DOCUMENT SECTION:
CHICAGO — Inviting local congressional representatives into an O&P practice is the most effective way orthotists and prosthetists can demonstrate the need for professional O&P care, according to a presenter at the American Academy of Orthotists and Prosthetists Annual Meeting and Scientific Symposium, here.
“You have to become more of an activist, and you don’t have to come to Washington to do it,” Peter Rosenstein, executive director of the American Academy or Orthotists and Prosthetists (AAOP), said. “You need to invite them to your practice and show them what you do. There is nothing better for them than a picture with you and a patient getting services provided. Once they do that, you have connected them to the profession and the patient. So when they go back and there is a vote, they will understand a little bit better what they are voting on. That is the most effective thing you can do.”
Rosenstein said the O&P Alliance, comprising five leading O&P national organizations, is looking for sponsors to introduce legislation, drafted by the AAOP to “amend title XVIII of the Social Security Act to recognize orthotic and prosthetic suppliers as independent professional providers of medical care for Medicare beneficiaries, to improve the Medicare administrative appeals process, and for other purposes,” according to a draft of the legislation.
“We want, on the House side, Republicans as lead sponsors, and Democrats as lead sponsors on the Senate side,” in line with the majority in each house, Rosenstein said.
He also spoke about the Medicare sustainable growth rate and the “doc fix,” the patchwork attempts to prevent an automatic cut to physician Medicare reimbursement. A permanent solution to repeal the payment formula, which is currently being discussed in Congress, would cost approximately $150 billion. The O&P Alliance wants to ensure the cost does not come on the backs of O&P providers.
Rosenstein also spoke of bundling services, the practice of paying hospitals a flat fee for a group of related services, such as an inpatient surgical stay and subsequent rehabilitation, thus making the hospital, rather than CMS or Medicare, responsible for paying the service providers.
“It now is something Congress is looking at this week. They believe if they actually do some bundling experiments now, they will get $100 billion out of this $150 billion,” he said.
The Alliance recently sent a letter to Congress that requested the exemption of complex O&P care from bundling, he said.

LISTED ENTRIES:
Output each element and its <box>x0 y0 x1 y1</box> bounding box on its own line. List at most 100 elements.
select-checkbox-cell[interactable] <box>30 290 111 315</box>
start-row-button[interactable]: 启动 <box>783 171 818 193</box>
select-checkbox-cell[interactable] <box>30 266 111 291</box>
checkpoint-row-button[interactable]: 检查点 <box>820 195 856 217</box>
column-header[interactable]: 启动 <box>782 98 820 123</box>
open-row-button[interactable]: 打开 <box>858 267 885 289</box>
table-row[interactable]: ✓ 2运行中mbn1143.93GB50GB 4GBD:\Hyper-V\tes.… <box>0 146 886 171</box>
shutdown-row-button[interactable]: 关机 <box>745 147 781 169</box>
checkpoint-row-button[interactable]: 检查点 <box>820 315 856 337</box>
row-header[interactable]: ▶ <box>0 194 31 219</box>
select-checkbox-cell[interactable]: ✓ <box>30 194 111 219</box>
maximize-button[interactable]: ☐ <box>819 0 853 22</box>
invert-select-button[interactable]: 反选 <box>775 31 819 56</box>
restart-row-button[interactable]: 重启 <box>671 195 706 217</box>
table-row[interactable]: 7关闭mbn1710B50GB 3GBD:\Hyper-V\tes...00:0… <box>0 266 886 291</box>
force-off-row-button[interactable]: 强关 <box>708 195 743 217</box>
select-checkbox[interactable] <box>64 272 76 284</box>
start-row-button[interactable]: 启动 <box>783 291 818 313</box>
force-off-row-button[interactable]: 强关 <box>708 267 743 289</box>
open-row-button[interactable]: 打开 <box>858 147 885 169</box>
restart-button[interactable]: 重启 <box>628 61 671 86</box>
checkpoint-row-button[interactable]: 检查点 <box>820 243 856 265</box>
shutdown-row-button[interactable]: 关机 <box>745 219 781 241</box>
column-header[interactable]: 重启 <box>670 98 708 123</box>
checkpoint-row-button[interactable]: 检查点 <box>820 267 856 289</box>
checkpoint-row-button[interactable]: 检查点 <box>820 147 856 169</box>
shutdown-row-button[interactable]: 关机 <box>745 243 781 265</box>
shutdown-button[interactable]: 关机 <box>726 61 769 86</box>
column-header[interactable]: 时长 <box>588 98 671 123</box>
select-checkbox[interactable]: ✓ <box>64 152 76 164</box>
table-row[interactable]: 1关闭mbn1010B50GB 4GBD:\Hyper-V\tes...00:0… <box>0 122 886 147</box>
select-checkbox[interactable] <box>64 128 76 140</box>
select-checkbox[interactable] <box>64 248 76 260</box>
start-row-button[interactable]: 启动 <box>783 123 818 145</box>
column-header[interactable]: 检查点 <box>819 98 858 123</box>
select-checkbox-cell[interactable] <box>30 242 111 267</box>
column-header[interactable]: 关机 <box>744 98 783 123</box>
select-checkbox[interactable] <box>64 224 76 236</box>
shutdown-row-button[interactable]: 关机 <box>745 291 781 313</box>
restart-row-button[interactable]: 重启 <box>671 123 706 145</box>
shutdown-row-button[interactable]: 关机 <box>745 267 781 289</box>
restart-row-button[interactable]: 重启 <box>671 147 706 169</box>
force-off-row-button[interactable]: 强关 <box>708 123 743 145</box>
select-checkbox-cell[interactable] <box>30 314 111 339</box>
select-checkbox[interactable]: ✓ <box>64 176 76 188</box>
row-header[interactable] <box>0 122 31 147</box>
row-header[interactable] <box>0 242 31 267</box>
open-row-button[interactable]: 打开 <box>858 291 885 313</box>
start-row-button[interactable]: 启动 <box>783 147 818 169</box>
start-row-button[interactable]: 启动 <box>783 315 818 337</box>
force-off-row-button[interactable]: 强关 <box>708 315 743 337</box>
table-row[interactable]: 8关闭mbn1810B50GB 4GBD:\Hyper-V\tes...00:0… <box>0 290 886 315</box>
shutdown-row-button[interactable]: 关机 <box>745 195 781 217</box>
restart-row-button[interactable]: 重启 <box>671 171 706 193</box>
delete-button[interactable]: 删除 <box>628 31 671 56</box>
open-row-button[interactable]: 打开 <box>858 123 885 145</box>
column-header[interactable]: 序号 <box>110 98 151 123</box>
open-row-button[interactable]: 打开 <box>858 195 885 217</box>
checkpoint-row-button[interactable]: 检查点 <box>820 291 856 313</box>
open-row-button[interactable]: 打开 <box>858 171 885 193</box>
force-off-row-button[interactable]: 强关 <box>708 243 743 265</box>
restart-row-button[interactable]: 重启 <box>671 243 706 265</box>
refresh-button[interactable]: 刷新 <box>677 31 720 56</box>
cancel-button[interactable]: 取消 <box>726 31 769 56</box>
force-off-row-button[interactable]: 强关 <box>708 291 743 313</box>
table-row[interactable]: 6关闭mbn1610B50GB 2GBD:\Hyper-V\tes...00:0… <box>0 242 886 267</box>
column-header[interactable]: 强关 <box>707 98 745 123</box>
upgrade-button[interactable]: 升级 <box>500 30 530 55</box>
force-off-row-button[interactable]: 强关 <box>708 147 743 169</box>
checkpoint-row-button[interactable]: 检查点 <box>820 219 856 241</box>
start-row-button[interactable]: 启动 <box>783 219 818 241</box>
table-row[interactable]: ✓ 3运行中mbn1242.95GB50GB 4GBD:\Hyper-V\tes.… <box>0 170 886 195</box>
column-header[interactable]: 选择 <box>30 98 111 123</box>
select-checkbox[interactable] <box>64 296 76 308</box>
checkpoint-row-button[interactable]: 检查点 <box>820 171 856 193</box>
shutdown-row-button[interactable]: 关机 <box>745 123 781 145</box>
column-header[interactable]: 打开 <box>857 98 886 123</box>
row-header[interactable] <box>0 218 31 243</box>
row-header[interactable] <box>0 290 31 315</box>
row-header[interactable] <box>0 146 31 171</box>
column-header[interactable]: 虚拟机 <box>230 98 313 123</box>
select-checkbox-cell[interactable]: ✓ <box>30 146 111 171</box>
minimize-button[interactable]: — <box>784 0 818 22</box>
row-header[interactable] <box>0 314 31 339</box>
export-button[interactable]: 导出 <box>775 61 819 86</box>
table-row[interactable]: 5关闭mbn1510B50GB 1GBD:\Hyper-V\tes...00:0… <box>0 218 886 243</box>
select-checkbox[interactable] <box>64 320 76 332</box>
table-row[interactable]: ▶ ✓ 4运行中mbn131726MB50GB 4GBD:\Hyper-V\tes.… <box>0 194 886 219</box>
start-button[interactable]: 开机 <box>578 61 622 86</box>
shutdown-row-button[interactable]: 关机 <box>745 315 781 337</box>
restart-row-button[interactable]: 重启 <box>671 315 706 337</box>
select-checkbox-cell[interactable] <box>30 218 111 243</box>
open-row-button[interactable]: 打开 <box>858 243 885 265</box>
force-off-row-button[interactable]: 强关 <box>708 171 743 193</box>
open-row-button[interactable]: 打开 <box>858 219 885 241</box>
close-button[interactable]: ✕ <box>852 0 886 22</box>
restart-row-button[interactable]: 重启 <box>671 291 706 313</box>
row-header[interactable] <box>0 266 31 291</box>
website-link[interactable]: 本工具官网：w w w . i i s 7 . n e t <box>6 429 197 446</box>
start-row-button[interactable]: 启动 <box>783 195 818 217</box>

EXERCISES TO COMPLETE:
1. Summarize the article on O&P advocacy in two sentences.
2. Write the next part of the article on O&P advocacy, picking up after its last paragraph.
The items were taken from a different source than the article.

ANSWERS BY ITEM:
1. Peter Rosenstein, executive director of the AAOP, told the Academy's annual meeting that inviting local congressional representatives into an O&P practice is the most effective way to demonstrate the need for professional O&P care. He also said the O&P Alliance is looking for sponsors for AAOP-drafted legislation to recognize O&P suppliers as independent Medicare providers, and that it has asked Congress to exempt complex O&P care from bundling.

2.
“Including O&P in bundling totally changes the relationship between the patient and the prosthetist or orthotist because the Medicare patient would no longer have the ability to choose the person they want as their caregiver. There are a number of Congress people who resonated with it. We believe there will be a certain exemption for that,” Rosenstein said.
He also spoke about Recovery Audit Contractor (RAC) audits and the difficulties practitioners face in not only appealing audits, but also awaiting payment for successful appeals. He stressed the importance of getting patients more involved and active in their own care, particularly in their role with their primary care physicians. He said the Amputee Coalition has a meeting with CMS in the next few weeks to talk about this issue.
“You get a lot further if you are the patient than if you are the provider,” he said.
Despite the rocky political climate, Rosenstein remains optimistic about the future of O&P.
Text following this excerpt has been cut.